## EXERCISE DESCRIPTION
Will you extract the entries word for word? Images should not appear in the copy.

## DATA SECTION
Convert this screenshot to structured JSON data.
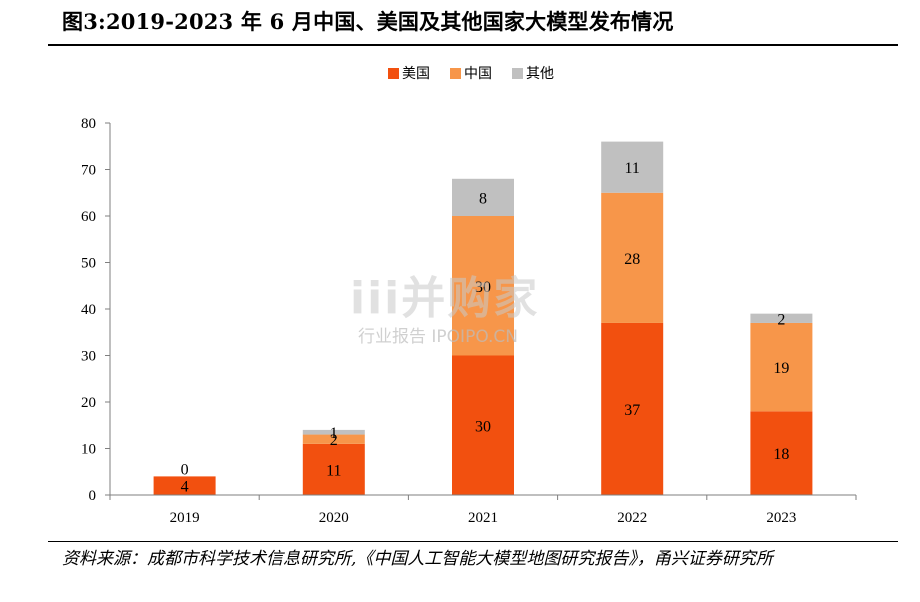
{
  "title": "图3:2019-2023 年 6 月中国、美国及其他国家大模型发布情况",
  "source": "资料来源：成都市科学技术信息研究所,《中国人工智能大模型地图研究报告》，甬兴证券研究所",
  "watermark": {
    "main": "iii并购家",
    "sub": "行业报告 IPOIPO.CN"
  },
  "colors": {
    "美国": "#f2500f",
    "中国": "#f7964a",
    "其他": "#c0c0c0"
  },
  "chart_data": {
    "type": "bar",
    "stacked": true,
    "categories": [
      "2019",
      "2020",
      "2021",
      "2022",
      "2023"
    ],
    "series": [
      {
        "name": "美国",
        "values": [
          4,
          11,
          30,
          37,
          18
        ]
      },
      {
        "name": "中国",
        "values": [
          0,
          2,
          30,
          28,
          19
        ]
      },
      {
        "name": "其他",
        "values": [
          0,
          1,
          8,
          11,
          2
        ]
      }
    ],
    "data_labels": [
      [
        "4",
        "11",
        "30",
        "37",
        "18"
      ],
      [
        "0",
        "2",
        "30",
        "28",
        "19"
      ],
      [
        "",
        "1",
        "8",
        "11",
        "2"
      ]
    ],
    "yticks": [
      "0",
      "10",
      "20",
      "30",
      "40",
      "50",
      "60",
      "70",
      "80"
    ],
    "ylim": [
      0,
      80
    ],
    "legend_position": "top-center",
    "grid": false
  }
}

## CORRECT RESULT
Convert this screenshot to structured JSON data.
{
  "title": "图3:2019-2023 年 6 月中国、美国及其他国家大模型发布情况",
  "source": "资料来源：成都市科学技术信息研究所,《中国人工智能大模型地图研究报告》，甬兴证券研究所",
  "watermark": {
    "main": "iii并购家",
    "sub": "行业报告 IPOIPO.CN"
  },
  "colors": {
    "美国": "#f2500f",
    "中国": "#f7964a",
    "其他": "#c0c0c0"
  },
  "chart_data": {
    "type": "bar",
    "stacked": true,
    "categories": [
      "2019",
      "2020",
      "2021",
      "2022",
      "2023"
    ],
    "series": [
      {
        "name": "美国",
        "values": [
          4,
          11,
          30,
          37,
          18
        ]
      },
      {
        "name": "中国",
        "values": [
          0,
          2,
          30,
          28,
          19
        ]
      },
      {
        "name": "其他",
        "values": [
          0,
          1,
          8,
          11,
          2
        ]
      }
    ],
    "data_labels": [
      [
        "4",
        "11",
        "30",
        "37",
        "18"
      ],
      [
        "0",
        "2",
        "30",
        "28",
        "19"
      ],
      [
        "",
        "1",
        "8",
        "11",
        "2"
      ]
    ],
    "yticks": [
      "0",
      "10",
      "20",
      "30",
      "40",
      "50",
      "60",
      "70",
      "80"
    ],
    "ylim": [
      0,
      80
    ],
    "legend_position": "top-center",
    "grid": false
  }
}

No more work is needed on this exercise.